Goal of the exercise →
Filter the data below for the string "Лауреат" and copy each matching line.

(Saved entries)

*-*-*

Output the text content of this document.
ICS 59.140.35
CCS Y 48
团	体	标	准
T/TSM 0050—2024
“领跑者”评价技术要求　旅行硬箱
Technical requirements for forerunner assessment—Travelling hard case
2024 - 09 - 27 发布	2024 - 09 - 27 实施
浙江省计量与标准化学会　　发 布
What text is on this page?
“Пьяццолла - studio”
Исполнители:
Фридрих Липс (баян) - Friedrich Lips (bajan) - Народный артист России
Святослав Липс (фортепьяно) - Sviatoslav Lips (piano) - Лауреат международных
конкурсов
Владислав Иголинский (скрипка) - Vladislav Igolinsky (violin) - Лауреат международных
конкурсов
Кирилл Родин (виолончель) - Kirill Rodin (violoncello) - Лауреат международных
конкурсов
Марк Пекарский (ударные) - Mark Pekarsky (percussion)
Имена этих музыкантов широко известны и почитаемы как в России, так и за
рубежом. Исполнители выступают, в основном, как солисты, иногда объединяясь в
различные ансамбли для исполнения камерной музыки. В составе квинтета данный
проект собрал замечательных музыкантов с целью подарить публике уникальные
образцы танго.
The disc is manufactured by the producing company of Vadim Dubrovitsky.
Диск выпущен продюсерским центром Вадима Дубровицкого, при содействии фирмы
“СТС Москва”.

*-*-*

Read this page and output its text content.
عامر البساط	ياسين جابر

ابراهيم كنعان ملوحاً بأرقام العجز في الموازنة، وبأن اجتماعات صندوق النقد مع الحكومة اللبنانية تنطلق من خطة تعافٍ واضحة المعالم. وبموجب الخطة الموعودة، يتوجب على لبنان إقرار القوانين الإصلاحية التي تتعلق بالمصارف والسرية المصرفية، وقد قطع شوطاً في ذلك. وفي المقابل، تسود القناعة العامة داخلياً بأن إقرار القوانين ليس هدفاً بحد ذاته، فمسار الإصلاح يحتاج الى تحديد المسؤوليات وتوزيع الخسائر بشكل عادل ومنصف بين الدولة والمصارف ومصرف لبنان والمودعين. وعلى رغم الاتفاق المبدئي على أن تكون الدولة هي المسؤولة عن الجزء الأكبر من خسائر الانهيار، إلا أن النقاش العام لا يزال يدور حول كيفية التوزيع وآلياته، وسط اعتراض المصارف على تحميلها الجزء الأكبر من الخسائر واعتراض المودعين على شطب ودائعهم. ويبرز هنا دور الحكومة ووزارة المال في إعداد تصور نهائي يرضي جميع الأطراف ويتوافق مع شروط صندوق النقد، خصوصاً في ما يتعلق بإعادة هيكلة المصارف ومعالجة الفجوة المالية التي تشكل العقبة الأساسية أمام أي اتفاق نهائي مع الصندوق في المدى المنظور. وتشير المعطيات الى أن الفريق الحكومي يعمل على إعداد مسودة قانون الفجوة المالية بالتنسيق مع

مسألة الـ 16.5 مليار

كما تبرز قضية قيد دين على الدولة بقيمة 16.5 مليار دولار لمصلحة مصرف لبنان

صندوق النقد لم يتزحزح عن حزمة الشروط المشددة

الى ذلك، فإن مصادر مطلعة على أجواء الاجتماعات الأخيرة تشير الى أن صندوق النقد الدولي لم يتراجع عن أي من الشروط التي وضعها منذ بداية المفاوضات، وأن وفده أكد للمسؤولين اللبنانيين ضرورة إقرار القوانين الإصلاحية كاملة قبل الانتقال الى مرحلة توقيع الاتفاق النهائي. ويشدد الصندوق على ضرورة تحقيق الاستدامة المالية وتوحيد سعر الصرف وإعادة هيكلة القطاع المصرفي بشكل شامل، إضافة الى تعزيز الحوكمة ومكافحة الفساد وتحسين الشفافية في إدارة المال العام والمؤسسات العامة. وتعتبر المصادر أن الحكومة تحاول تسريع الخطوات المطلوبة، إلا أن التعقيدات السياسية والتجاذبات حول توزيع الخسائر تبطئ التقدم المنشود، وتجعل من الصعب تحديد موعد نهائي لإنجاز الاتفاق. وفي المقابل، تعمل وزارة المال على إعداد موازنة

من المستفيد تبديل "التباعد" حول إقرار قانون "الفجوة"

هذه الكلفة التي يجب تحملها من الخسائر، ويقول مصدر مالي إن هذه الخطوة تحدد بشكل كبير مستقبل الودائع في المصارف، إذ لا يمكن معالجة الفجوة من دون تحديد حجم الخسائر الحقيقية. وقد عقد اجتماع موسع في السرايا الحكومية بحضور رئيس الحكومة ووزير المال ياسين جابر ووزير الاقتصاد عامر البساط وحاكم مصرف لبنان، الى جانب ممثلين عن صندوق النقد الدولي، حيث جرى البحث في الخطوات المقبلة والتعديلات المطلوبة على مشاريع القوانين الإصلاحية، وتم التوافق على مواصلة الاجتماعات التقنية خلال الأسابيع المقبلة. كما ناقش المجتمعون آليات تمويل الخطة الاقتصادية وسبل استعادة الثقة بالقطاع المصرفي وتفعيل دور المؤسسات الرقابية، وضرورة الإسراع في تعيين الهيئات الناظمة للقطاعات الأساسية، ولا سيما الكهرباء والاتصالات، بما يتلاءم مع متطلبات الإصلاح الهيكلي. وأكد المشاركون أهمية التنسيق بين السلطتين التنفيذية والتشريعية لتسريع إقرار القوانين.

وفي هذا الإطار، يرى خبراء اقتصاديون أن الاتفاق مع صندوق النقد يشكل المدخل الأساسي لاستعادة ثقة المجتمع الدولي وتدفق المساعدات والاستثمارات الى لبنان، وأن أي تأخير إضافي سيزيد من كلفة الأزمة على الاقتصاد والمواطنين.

*-*-*

Complete response →
Святослав Липс (фортепьяно) - Sviatoslav Lips (piano) - Лауреат международных
Владислав Иголинский (скрипка) - Vladislav Igolinsky (violin) - Лауреат международных
Кирилл Родин (виолончель) - Kirill Rodin (violoncello) - Лауреат международных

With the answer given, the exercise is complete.